- PROBLEM DETAILS:
Search the records for "Fabrikam". Copy every line where it appears.

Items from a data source

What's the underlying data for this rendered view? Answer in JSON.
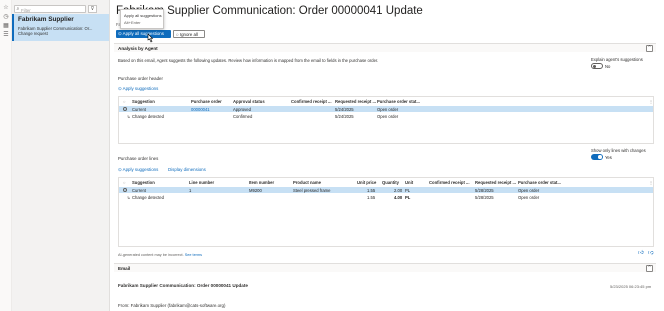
{
  "filter": {
    "placeholder": "Filter"
  },
  "record": {
    "title": "Fabrikam Supplier",
    "subtitle": "Fabrikam Supplier Communication: Or...",
    "type": "Change request"
  },
  "page": {
    "title": "Fabrikam Supplier Communication: Order 00000041 Update",
    "subtitle": "Fab"
  },
  "toolbar": {
    "apply_all_label": "Apply all suggestions",
    "ignore_all_label": "Ignore all"
  },
  "dropdown": {
    "items": [
      "Apply all suggestions",
      "Alt+Enter"
    ]
  },
  "analysis": {
    "header": "Analysis by Agent",
    "intro": "Based on this email, Agent suggests the following updates. Review how information is mapped from the email to fields in the purchase order.",
    "explain_label": "Explain agent's suggestions",
    "explain_value": "No",
    "disclaimer": "AI-generated content may be incorrect.",
    "see_terms": "See terms"
  },
  "po_header": {
    "title": "Purchase order header",
    "apply_label": "Apply suggestions",
    "columns": [
      "Suggestion",
      "Purchase order",
      "Approval status",
      "Confirmed receipt ...",
      "Requested receipt ...",
      "Purchase order stat..."
    ],
    "rows": [
      [
        "Current",
        "00000041",
        "Approved",
        "",
        "5/24/2025",
        "Open order"
      ],
      [
        "Change detected",
        "",
        "Confirmed",
        "",
        "5/24/2025",
        "Open order"
      ]
    ]
  },
  "po_lines": {
    "title": "Purchase order lines",
    "apply_label": "Apply suggestions",
    "display_dimensions_label": "Display dimensions",
    "show_only_changes_label": "Show only lines with changes",
    "show_only_changes_value": "Yes",
    "columns": [
      "Suggestion",
      "Line number",
      "Item number",
      "Product name",
      "Unit price",
      "Quantity",
      "Unit",
      "Confirmed receipt ...",
      "Requested receipt ...",
      "Purchase order stat..."
    ],
    "rows": [
      [
        "Current",
        "1",
        "M9200",
        "Steel pressed frame",
        "1.55",
        "2.00",
        "PL",
        "",
        "5/28/2025",
        "Open order"
      ],
      [
        "Change detected",
        "",
        "",
        "",
        "1.55",
        "4.00",
        "PL",
        "",
        "5/28/2025",
        "Open order"
      ]
    ]
  },
  "email": {
    "header": "Email",
    "subject": "Fabrikam Supplier Communication: Order 00000041 Update",
    "date": "5/23/2025 06:23:45 pm",
    "from": "From: Fabrikam Supplier (fabrikam@cats-software.org)"
  },
  "colors": {
    "accent": "#0f6cbd",
    "selected_row": "#c7e0f4"
  }
}
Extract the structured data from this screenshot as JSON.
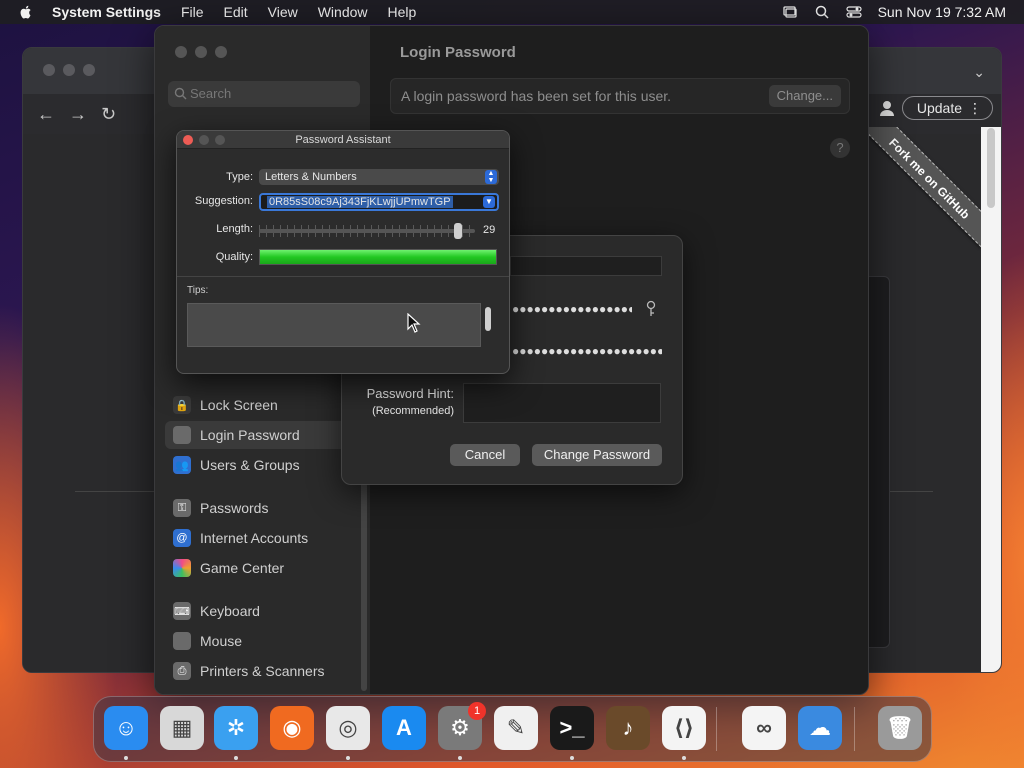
{
  "menubar": {
    "app_name": "System Settings",
    "items": [
      "File",
      "Edit",
      "View",
      "Window",
      "Help"
    ],
    "clock": "Sun Nov 19  7:32 AM"
  },
  "chrome": {
    "update_label": "Update",
    "ribbon_text": "Fork me on GitHub"
  },
  "settings": {
    "search_placeholder": "Search",
    "title": "Login Password",
    "info_text": "A login password has been set for this user.",
    "change_label": "Change...",
    "help_label": "?",
    "sidebar": [
      {
        "label": "Lock Screen",
        "icon": "lock-icon",
        "color": "#3a3a3a"
      },
      {
        "label": "Login Password",
        "icon": "key-icon",
        "color": "#6a6a6a",
        "selected": true
      },
      {
        "label": "Users & Groups",
        "icon": "users-icon",
        "color": "#2f6fd0"
      },
      {
        "label": "Passwords",
        "icon": "key-icon",
        "color": "#6a6a6a"
      },
      {
        "label": "Internet Accounts",
        "icon": "at-icon",
        "color": "#2f6fd0"
      },
      {
        "label": "Game Center",
        "icon": "game-center-icon",
        "color": "#d04a8a"
      },
      {
        "label": "Keyboard",
        "icon": "keyboard-icon",
        "color": "#6a6a6a"
      },
      {
        "label": "Mouse",
        "icon": "mouse-icon",
        "color": "#6a6a6a"
      },
      {
        "label": "Printers & Scanners",
        "icon": "printer-icon",
        "color": "#6a6a6a"
      }
    ]
  },
  "sheet": {
    "hint_label": "Password Hint:",
    "hint_sub": "(Recommended)",
    "new_password_dots": "●●●●●●●●●●●●●●●●●●●●●●●●●●●●●",
    "verify_dots": "●●●●●●●●●●●●●●●●●●●●●●●●●●●●●",
    "cancel_label": "Cancel",
    "change_password_label": "Change Password"
  },
  "assistant": {
    "title": "Password Assistant",
    "type_label": "Type:",
    "type_value": "Letters & Numbers",
    "suggestion_label": "Suggestion:",
    "suggestion_value": "0R85sS08c9Aj343FjKLwjjUPmwTGP",
    "length_label": "Length:",
    "length_value": "29",
    "length_fraction": 0.92,
    "quality_label": "Quality:",
    "quality_fraction": 1.0,
    "tips_label": "Tips:"
  },
  "dock": {
    "items": [
      {
        "name": "finder",
        "color": "#2a8cf0",
        "glyph": "☺",
        "dot": true
      },
      {
        "name": "launchpad",
        "color": "#d8d8d8",
        "glyph": "▦",
        "dot": false
      },
      {
        "name": "safari",
        "color": "#3aa0f0",
        "glyph": "✲",
        "dot": true
      },
      {
        "name": "firefox",
        "color": "#f06a20",
        "glyph": "◉",
        "dot": false
      },
      {
        "name": "chrome",
        "color": "#e8e8e8",
        "glyph": "◎",
        "dot": true
      },
      {
        "name": "app-store",
        "color": "#1a8af0",
        "glyph": "A",
        "dot": false
      },
      {
        "name": "system-settings",
        "color": "#7a7a7a",
        "glyph": "⚙",
        "dot": true,
        "badge": "1"
      },
      {
        "name": "textedit",
        "color": "#f0f0f0",
        "glyph": "✎",
        "dot": false
      },
      {
        "name": "terminal",
        "color": "#1a1a1a",
        "glyph": ">_",
        "dot": true
      },
      {
        "name": "garageband",
        "color": "#6a4a2a",
        "glyph": "♪",
        "dot": false
      },
      {
        "name": "vscode",
        "color": "#f4f4f4",
        "glyph": "⟨⟩",
        "dot": true
      },
      {
        "name": "visual-studio",
        "color": "#f4f4f4",
        "glyph": "∞",
        "dot": false
      },
      {
        "name": "weather",
        "color": "#3a8ae0",
        "glyph": "☁",
        "dot": false
      },
      {
        "name": "trash",
        "color": "#9a9a9a",
        "glyph": "🗑",
        "dot": false
      }
    ]
  }
}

- RIGHT ANSWER:
    "title": "Fabrikam Supplier",
    "subtitle": "Fabrikam Supplier Communication: Or...",
    "title": "Fabrikam Supplier Communication: Order 00000041 Update",
    "subject": "Fabrikam Supplier Communication: Order 00000041 Update",
    "from": "From: Fabrikam Supplier (fabrikam@cats-software.org)"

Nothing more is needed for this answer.